# Goal:
Pull out each line of the records holding the string "Party".

# Extracted information:
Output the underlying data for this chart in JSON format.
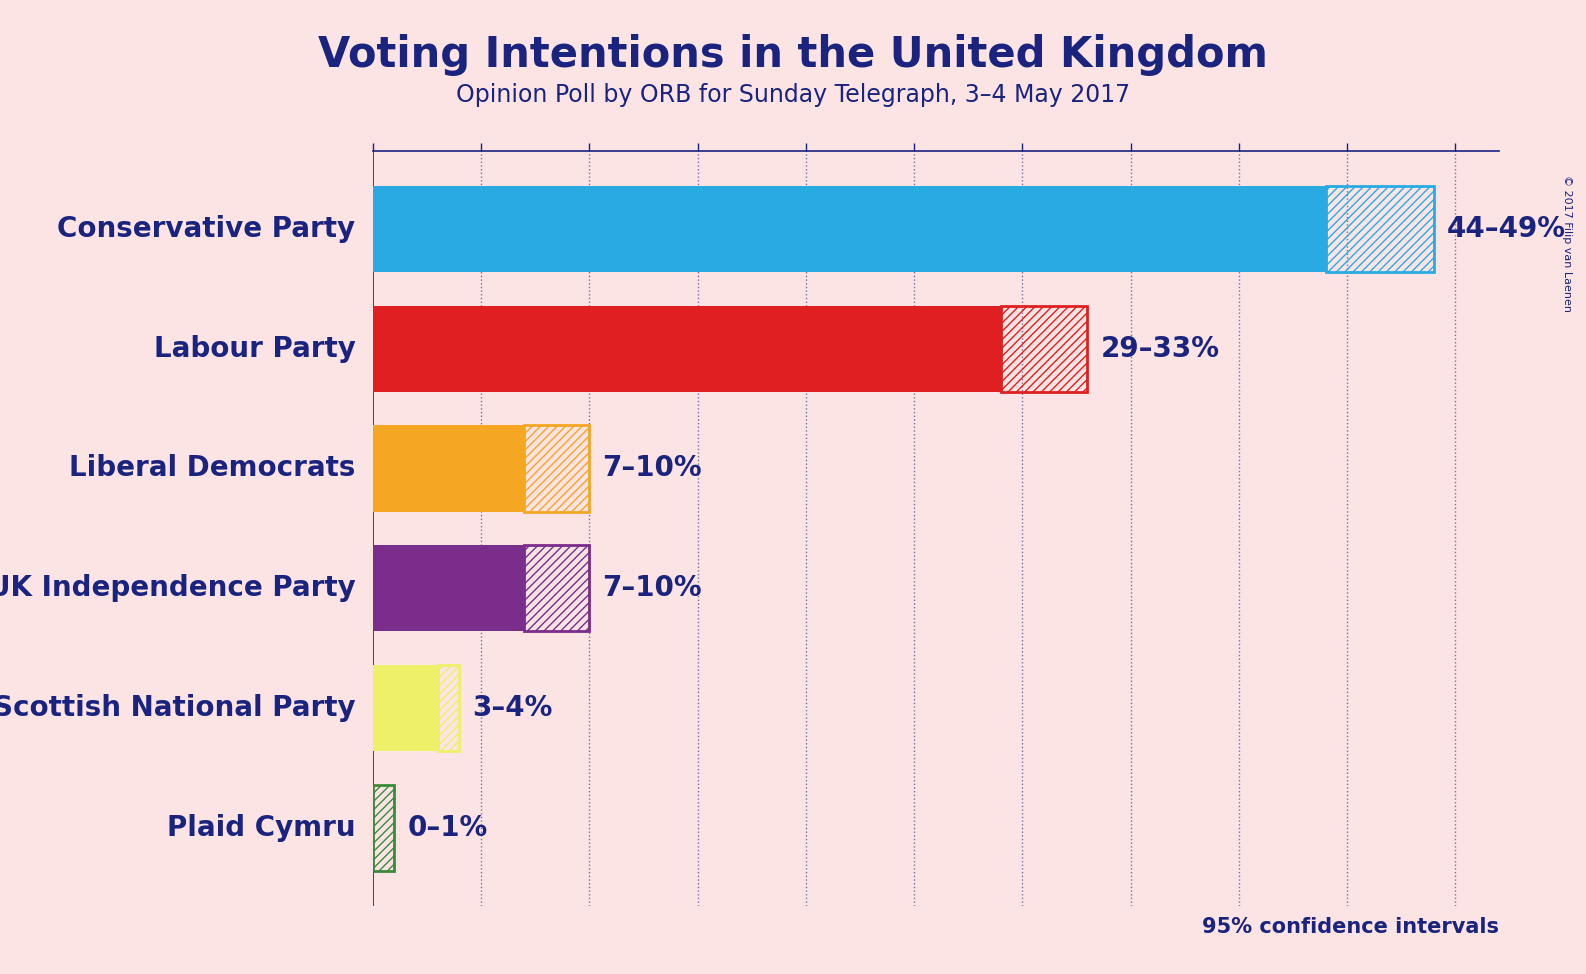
{
  "title": "Voting Intentions in the United Kingdom",
  "subtitle": "Opinion Poll by ORB for Sunday Telegraph, 3–4 May 2017",
  "copyright": "© 2017 Filip van Laenen",
  "background_color": "#fce4e4",
  "title_color": "#1a237e",
  "subtitle_color": "#1a237e",
  "label_color": "#1a237e",
  "confidence_text": "95% confidence intervals",
  "confidence_color": "#1a237e",
  "parties": [
    "Conservative Party",
    "Labour Party",
    "Liberal Democrats",
    "UK Independence Party",
    "Scottish National Party",
    "Plaid Cymru"
  ],
  "low_values": [
    44,
    29,
    7,
    7,
    3,
    0
  ],
  "high_values": [
    49,
    33,
    10,
    10,
    4,
    1
  ],
  "colors": [
    "#29abe2",
    "#e02020",
    "#f5a623",
    "#7b2d8b",
    "#eef06a",
    "#3a8a3a"
  ],
  "labels": [
    "44–49%",
    "29–33%",
    "7–10%",
    "7–10%",
    "3–4%",
    "0–1%"
  ],
  "xlim": [
    0,
    52
  ],
  "tick_positions": [
    0,
    5,
    10,
    15,
    20,
    25,
    30,
    35,
    40,
    45,
    50
  ],
  "bar_height": 0.72,
  "label_fontsize": 20,
  "value_fontsize": 20,
  "title_fontsize": 30,
  "subtitle_fontsize": 17
}
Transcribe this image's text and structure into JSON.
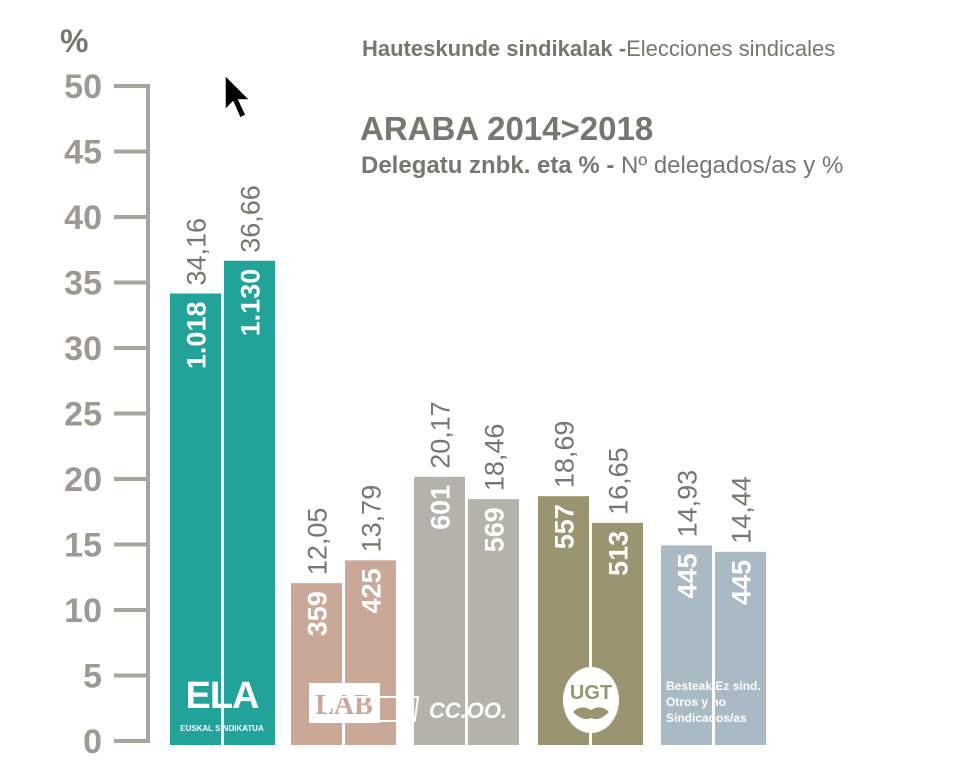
{
  "header": {
    "supertitle_bold": "Hauteskunde sindikalak -",
    "supertitle_thin": "Elecciones sindicales",
    "title": "ARABA 2014>2018",
    "subtitle_bold": "Delegatu znbk. eta % -",
    "subtitle_thin": " Nº delegados/as y %"
  },
  "chart_data": {
    "type": "bar",
    "title": "ARABA 2014>2018",
    "ylabel": "%",
    "ylim": [
      0,
      50
    ],
    "yticks": [
      "0",
      "5",
      "10",
      "15",
      "20",
      "25",
      "30",
      "35",
      "40",
      "45",
      "50"
    ],
    "categories": [
      "ELA",
      "LAB",
      "CCOO",
      "UGT",
      "Besteak/Ez sind. Otros y no Sindicados/as"
    ],
    "series": [
      {
        "name": "2014",
        "values": [
          34.16,
          12.05,
          20.17,
          18.69,
          14.93
        ],
        "labels": [
          "34,16",
          "12,05",
          "20,17",
          "18,69",
          "14,93"
        ],
        "delegates": [
          "1.018",
          "359",
          "601",
          "557",
          "445"
        ]
      },
      {
        "name": "2018",
        "values": [
          36.66,
          13.79,
          18.46,
          16.65,
          14.44
        ],
        "labels": [
          "36,66",
          "13,79",
          "18,46",
          "16,65",
          "14,44"
        ],
        "delegates": [
          "1.130",
          "425",
          "569",
          "513",
          "445"
        ]
      }
    ],
    "colors": [
      "#22a39a",
      "#c9a898",
      "#b3b3aa",
      "#9a9470",
      "#a9bac4"
    ],
    "logos": [
      {
        "main": "ELA",
        "sub": "EUSKAL SINDIKATUA"
      },
      {
        "main": "LAB"
      },
      {
        "main": "CC.OO."
      },
      {
        "main": "UGT"
      },
      {
        "lines": [
          "Besteak/Ez sind.",
          "Otros y  no",
          "Sindicados/as"
        ]
      }
    ]
  }
}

# Written answer:
    "Conservative Party",
    "Labour Party",
    "UK Independence Party",
    "Scottish National Party",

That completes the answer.